[Stored records]
>> BEGIN
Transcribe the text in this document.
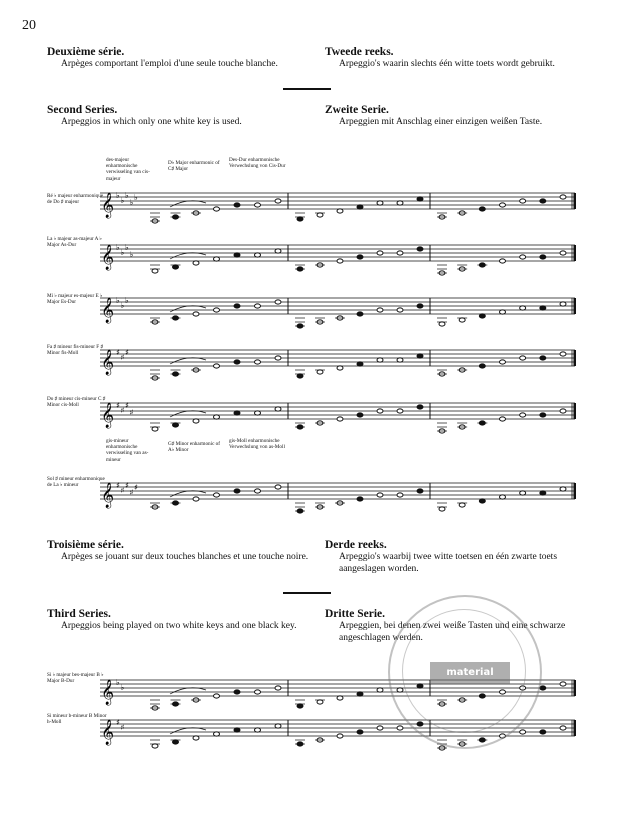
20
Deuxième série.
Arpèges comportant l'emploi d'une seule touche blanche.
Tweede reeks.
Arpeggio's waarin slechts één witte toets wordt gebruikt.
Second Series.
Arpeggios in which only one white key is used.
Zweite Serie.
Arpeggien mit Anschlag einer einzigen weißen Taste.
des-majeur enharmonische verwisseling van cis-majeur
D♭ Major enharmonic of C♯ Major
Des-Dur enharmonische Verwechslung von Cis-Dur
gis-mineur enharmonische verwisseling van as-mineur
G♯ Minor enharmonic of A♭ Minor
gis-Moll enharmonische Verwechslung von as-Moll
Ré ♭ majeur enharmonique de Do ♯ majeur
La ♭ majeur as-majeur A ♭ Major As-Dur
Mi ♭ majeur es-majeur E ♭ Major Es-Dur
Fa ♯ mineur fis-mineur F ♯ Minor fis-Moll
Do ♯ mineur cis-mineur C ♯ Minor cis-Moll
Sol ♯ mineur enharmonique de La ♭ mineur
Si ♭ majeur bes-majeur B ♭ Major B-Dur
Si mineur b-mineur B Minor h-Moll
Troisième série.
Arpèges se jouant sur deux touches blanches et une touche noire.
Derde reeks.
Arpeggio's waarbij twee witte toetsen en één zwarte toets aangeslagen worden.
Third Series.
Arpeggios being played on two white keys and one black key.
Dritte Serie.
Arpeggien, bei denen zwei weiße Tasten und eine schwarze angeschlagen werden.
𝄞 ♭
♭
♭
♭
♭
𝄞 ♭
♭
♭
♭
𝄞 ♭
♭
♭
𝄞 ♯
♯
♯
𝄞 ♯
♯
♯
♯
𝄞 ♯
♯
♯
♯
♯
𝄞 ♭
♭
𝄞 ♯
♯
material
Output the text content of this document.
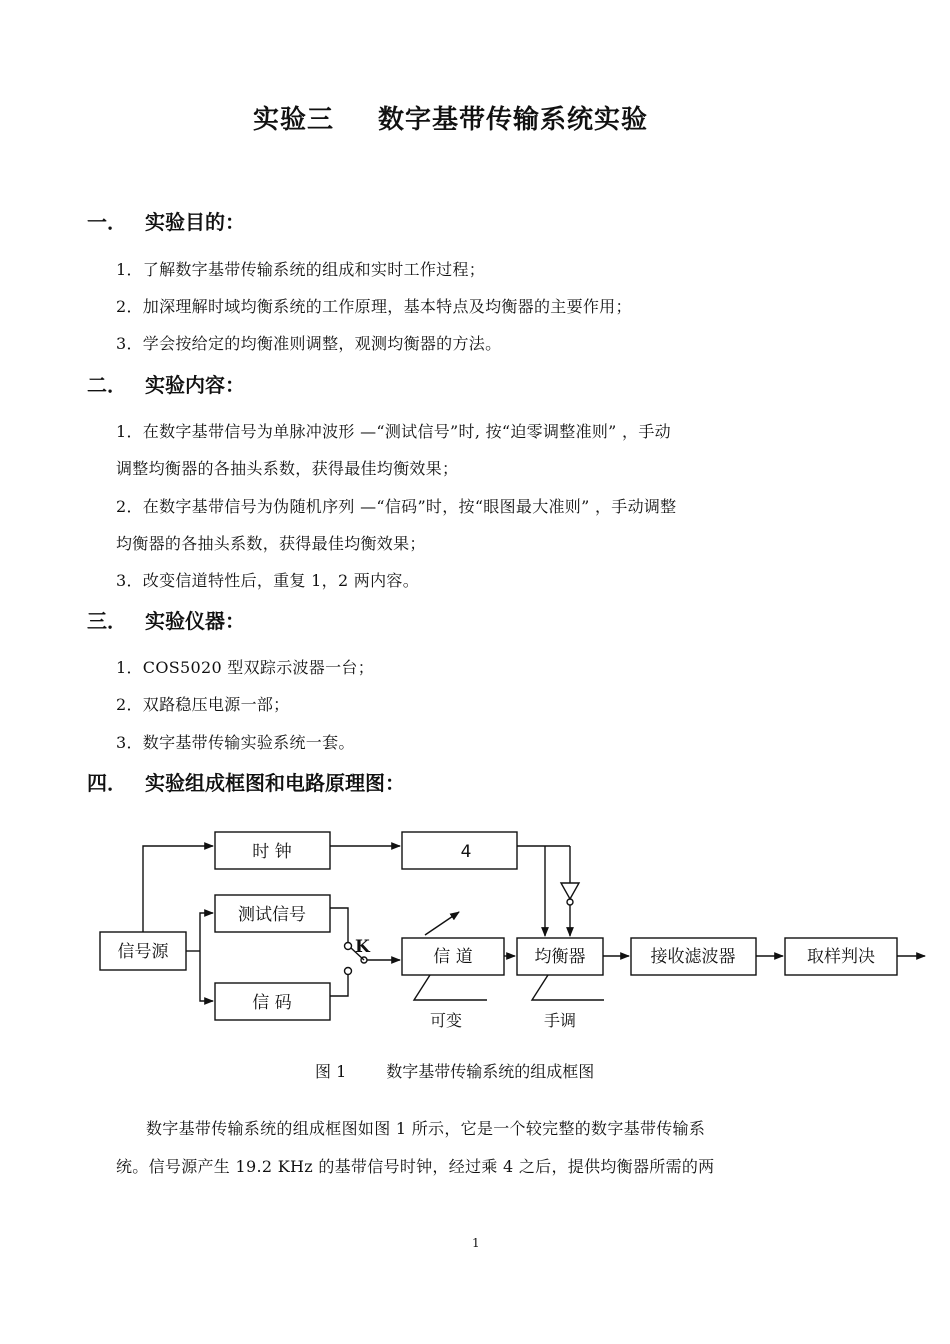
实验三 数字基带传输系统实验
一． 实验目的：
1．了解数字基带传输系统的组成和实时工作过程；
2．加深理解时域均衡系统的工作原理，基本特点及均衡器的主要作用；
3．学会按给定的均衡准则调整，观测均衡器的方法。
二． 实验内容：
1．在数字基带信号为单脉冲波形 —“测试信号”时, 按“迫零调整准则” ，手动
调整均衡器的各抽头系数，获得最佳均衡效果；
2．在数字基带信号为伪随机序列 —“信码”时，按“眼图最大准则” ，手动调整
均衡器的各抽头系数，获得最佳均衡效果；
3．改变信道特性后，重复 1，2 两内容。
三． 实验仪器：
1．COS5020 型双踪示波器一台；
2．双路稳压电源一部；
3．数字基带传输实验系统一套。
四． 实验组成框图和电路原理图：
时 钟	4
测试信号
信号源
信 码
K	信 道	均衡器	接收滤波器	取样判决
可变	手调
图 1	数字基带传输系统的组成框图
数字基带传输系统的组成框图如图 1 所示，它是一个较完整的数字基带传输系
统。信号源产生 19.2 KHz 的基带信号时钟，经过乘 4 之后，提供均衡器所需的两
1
>> END
*Set exercise*
From the data above, copy out every line with the string "enharmonique" in it.

*Correct response*
Ré ♭ majeur enharmonique de Do ♯ majeur
Sol ♯ mineur enharmonique de La ♭ mineur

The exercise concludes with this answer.